### What you have to do
Filter the records below, keeping only the lines that contain the string "segment". Treat the match as case-sensitive.

Extracted data entries:
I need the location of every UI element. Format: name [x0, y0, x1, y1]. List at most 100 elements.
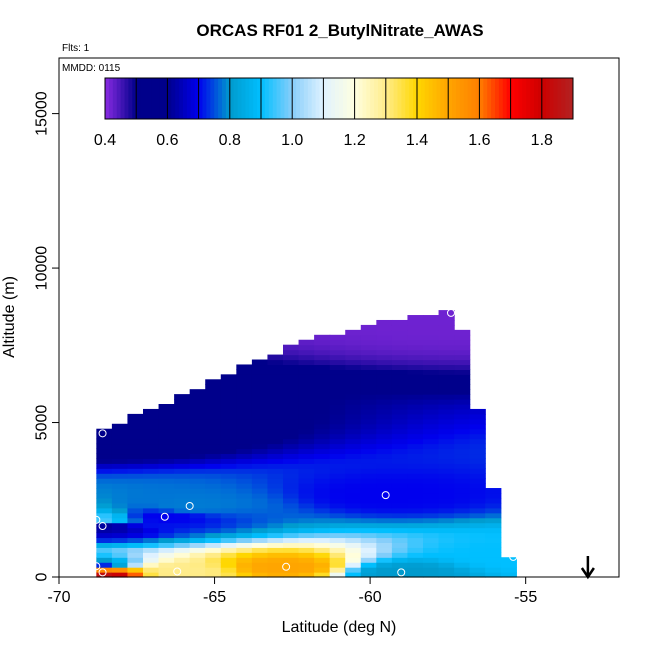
- heatmap-cell: [329, 527, 346, 534]
- heatmap-cell: [407, 497, 424, 504]
- heatmap-cell: [283, 418, 300, 425]
- heatmap-cell: [438, 517, 455, 524]
- heatmap-cell: [360, 354, 377, 361]
- colorbar-segment: [292, 78, 297, 119]
- heatmap-cell: [469, 428, 486, 435]
- heatmap-cell: [438, 324, 455, 331]
- heatmap-cell: [127, 527, 144, 534]
- x-tick-label: -65: [203, 589, 226, 606]
- heatmap-cell: [391, 572, 409, 578]
- heatmap-cell: [469, 433, 486, 440]
- heatmap-cell: [360, 349, 377, 356]
- colorbar-segment: [124, 78, 129, 119]
- heatmap-cell: [267, 369, 284, 375]
- heatmap-cell: [314, 512, 331, 519]
- heatmap-cell: [298, 468, 315, 474]
- heatmap-cell: [283, 517, 300, 524]
- heatmap-cell: [391, 557, 409, 563]
- heatmap-cell: [376, 399, 393, 405]
- heatmap-cell: [454, 329, 471, 336]
- heatmap-cell: [345, 433, 362, 440]
- heatmap-cell: [267, 364, 284, 370]
- heatmap-cell: [391, 438, 409, 445]
- heatmap-cell: [158, 537, 175, 543]
- heatmap-cell: [143, 522, 160, 529]
- heatmap-cell: [360, 334, 377, 341]
- heatmap-cell: [438, 364, 455, 370]
- heatmap-cell: [298, 408, 315, 415]
- heatmap-cell: [298, 339, 315, 346]
- sample-point: [98, 522, 107, 531]
- heatmap-cell: [143, 532, 160, 539]
- heatmap-cell: [438, 418, 455, 425]
- heatmap-cell: [251, 443, 269, 450]
- colorbar-segment: [155, 78, 161, 119]
- heatmap-cell: [423, 349, 440, 356]
- heatmap-cell: [127, 547, 144, 553]
- heatmap-cell: [360, 478, 377, 484]
- heatmap-cell: [345, 562, 362, 568]
- heatmap-cell: [127, 532, 144, 539]
- heatmap-cell: [111, 488, 129, 494]
- heatmap-cell: [189, 443, 206, 450]
- colorbar-segment: [569, 78, 574, 119]
- heatmap-cell: [96, 478, 113, 484]
- heatmap-cell: [423, 478, 440, 484]
- heatmap-cell: [329, 344, 346, 351]
- heatmap-cell: [267, 463, 284, 469]
- heatmap-cell: [236, 492, 253, 499]
- heatmap-cell: [251, 473, 269, 479]
- heatmap-cell: [329, 572, 346, 578]
- colorbar-segment: [186, 78, 192, 119]
- heatmap-cell: [283, 522, 300, 529]
- heatmap-cell: [423, 463, 440, 469]
- colorbar-segment: [362, 78, 367, 119]
- heatmap-cell: [438, 532, 455, 539]
- heatmap-cell: [111, 537, 129, 543]
- colorbar-segment: [413, 78, 418, 119]
- heatmap-cell: [454, 502, 471, 509]
- colorbar-segment: [444, 78, 449, 119]
- heatmap-cell: [96, 463, 113, 469]
- heatmap-cell: [454, 399, 471, 405]
- heatmap-cell: [220, 507, 237, 514]
- heatmap-cell: [423, 527, 440, 534]
- heatmap-cell: [174, 404, 191, 410]
- heatmap-cell: [485, 517, 502, 524]
- heatmap-cell: [251, 483, 269, 489]
- heatmap-cell: [438, 473, 455, 479]
- heatmap-cell: [329, 547, 346, 553]
- heatmap-cell: [205, 473, 222, 479]
- heatmap-cell: [391, 423, 409, 430]
- heatmap-cell: [407, 349, 424, 356]
- heatmap-cell: [345, 384, 362, 390]
- heatmap-cell: [174, 492, 191, 499]
- heatmap-cell: [329, 389, 346, 395]
- heatmap-cell: [251, 537, 269, 543]
- colorbar-segment: [545, 78, 551, 119]
- heatmap-cell: [360, 463, 377, 469]
- heatmap-cell: [205, 502, 222, 509]
- colorbar-segment: [331, 78, 336, 119]
- heatmap-cell: [438, 374, 455, 380]
- heatmap-cell: [236, 488, 253, 494]
- heatmap-cell: [298, 423, 315, 430]
- heatmap-cell: [143, 557, 160, 563]
- heatmap-cell: [469, 557, 486, 563]
- heatmap-cell: [469, 497, 486, 504]
- colorbar-segment: [175, 78, 180, 119]
- heatmap-cell: [454, 428, 471, 435]
- heatmap-cell: [376, 483, 393, 489]
- heatmap-cell: [423, 468, 440, 474]
- heatmap-cell: [423, 433, 440, 440]
- heatmap-cell: [143, 517, 160, 524]
- heatmap-cell: [174, 394, 191, 400]
- heatmap-cell: [111, 552, 129, 558]
- heatmap-cell: [236, 483, 253, 489]
- heatmap-cell: [205, 492, 222, 499]
- heatmap-cell: [174, 512, 191, 519]
- heatmap-cell: [314, 334, 331, 341]
- heatmap-cell: [454, 364, 471, 370]
- heatmap-cell: [298, 344, 315, 351]
- heatmap-cell: [423, 557, 440, 563]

### Reply to the exercise
- colorbar-segment: [292, 78, 297, 119]
- colorbar-segment: [124, 78, 129, 119]
- colorbar-segment: [155, 78, 161, 119]
- colorbar-segment: [569, 78, 574, 119]
- colorbar-segment: [186, 78, 192, 119]
- colorbar-segment: [362, 78, 367, 119]
- colorbar-segment: [413, 78, 418, 119]
- colorbar-segment: [444, 78, 449, 119]
- colorbar-segment: [545, 78, 551, 119]
- colorbar-segment: [331, 78, 336, 119]
- colorbar-segment: [175, 78, 180, 119]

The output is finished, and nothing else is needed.